● GIVEN REQUEST
Quote every line as written. Omit pictures.

● AVAILABLE RECORDS
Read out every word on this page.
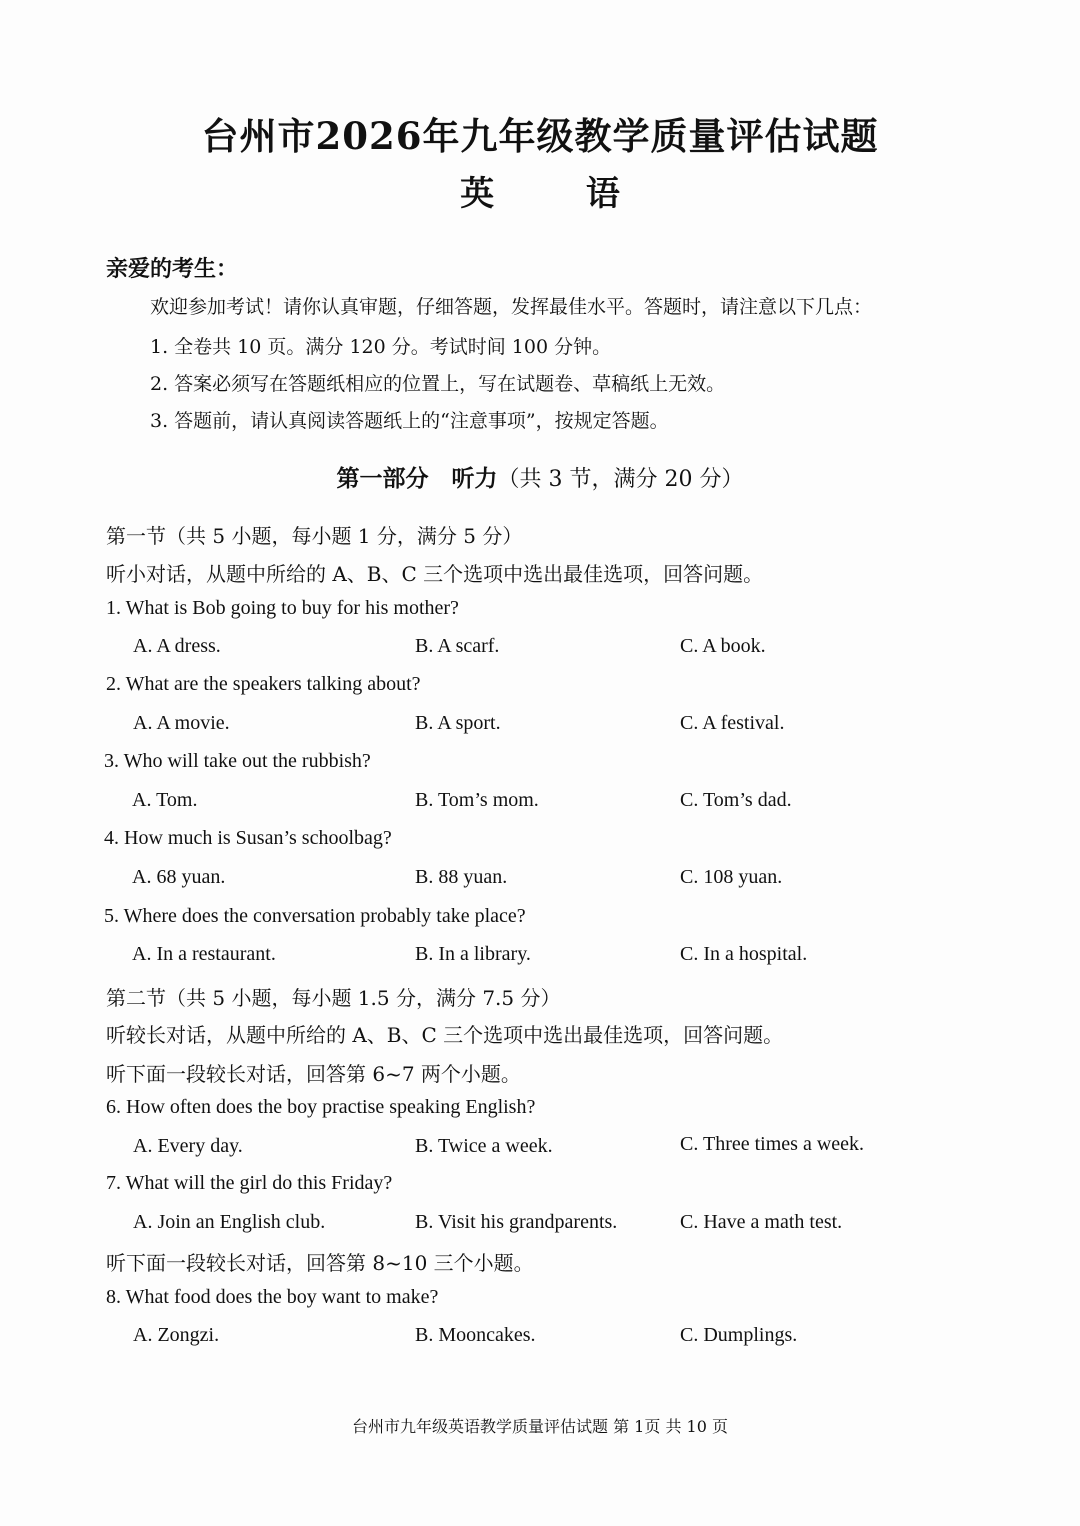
台州市2026年九年级教学质量评估试题
英 语
亲爱的考生：
欢迎参加考试！请你认真审题，仔细答题，发挥最佳水平。答题时，请注意以下几点：
1. 全卷共 10 页。满分 120 分。考试时间 100 分钟。
2. 答案必须写在答题纸相应的位置上，写在试题卷、草稿纸上无效。
3. 答题前，请认真阅读答题纸上的“注意事项”，按规定答题。
第一部分　听力（共 3 节，满分 20 分）
第一节（共 5 小题，每小题 1 分，满分 5 分）
听小对话，从题中所给的 A、B、C 三个选项中选出最佳选项，回答问题。
1. What is Bob going to buy for his mother?
A. A dress.	B. A scarf.	C. A book.
2. What are the speakers talking about?
A. A movie.	B. A sport.	C. A festival.
3. Who will take out the rubbish?
A. Tom.	B. Tom’s mom.	C. Tom’s dad.
4. How much is Susan’s schoolbag?
A. 68 yuan.	B. 88 yuan.	C. 108 yuan.
5. Where does the conversation probably take place?
A. In a restaurant.	B. In a library.	C. In a hospital.
第二节（共 5 小题，每小题 1.5 分，满分 7.5 分）
听较长对话，从题中所给的 A、B、C 三个选项中选出最佳选项，回答问题。
听下面一段较长对话，回答第 6~7 两个小题。
6. How often does the boy practise speaking English?
A. Every day.	B. Twice a week.	C. Three times a week.
7. What will the girl do this Friday?
A. Join an English club.	B. Visit his grandparents.	C. Have a math test.
听下面一段较长对话，回答第 8~10 三个小题。
8. What food does the boy want to make?
A. Zongzi.	B. Mooncakes.	C. Dumplings.
台州市九年级英语教学质量评估试题 第 1页 共 10 页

● WRITTEN RESPONSE
Read out every word on this page.
台州市2026年九年级教学质量评估试题
英 语
亲爱的考生：
欢迎参加考试！请你认真审题，仔细答题，发挥最佳水平。答题时，请注意以下几点：
1. 全卷共 10 页。满分 120 分。考试时间 100 分钟。
2. 答案必须写在答题纸相应的位置上，写在试题卷、草稿纸上无效。
3. 答题前，请认真阅读答题纸上的“注意事项”，按规定答题。
第一部分　听力（共 3 节，满分 20 分）
第一节（共 5 小题，每小题 1 分，满分 5 分）
听小对话，从题中所给的 A、B、C 三个选项中选出最佳选项，回答问题。
1. What is Bob going to buy for his mother?
A. A dress.	B. A scarf.	C. A book.
2. What are the speakers talking about?
A. A movie.	B. A sport.	C. A festival.
3. Who will take out the rubbish?
A. Tom.	B. Tom’s mom.	C. Tom’s dad.
4. How much is Susan’s schoolbag?
A. 68 yuan.	B. 88 yuan.	C. 108 yuan.
5. Where does the conversation probably take place?
A. In a restaurant.	B. In a library.	C. In a hospital.
第二节（共 5 小题，每小题 1.5 分，满分 7.5 分）
听较长对话，从题中所给的 A、B、C 三个选项中选出最佳选项，回答问题。
听下面一段较长对话，回答第 6~7 两个小题。
6. How often does the boy practise speaking English?
A. Every day.	B. Twice a week.	C. Three times a week.
7. What will the girl do this Friday?
A. Join an English club.	B. Visit his grandparents.	C. Have a math test.
听下面一段较长对话，回答第 8~10 三个小题。
8. What food does the boy want to make?
A. Zongzi.	B. Mooncakes.	C. Dumplings.
台州市九年级英语教学质量评估试题 第 1页 共 10 页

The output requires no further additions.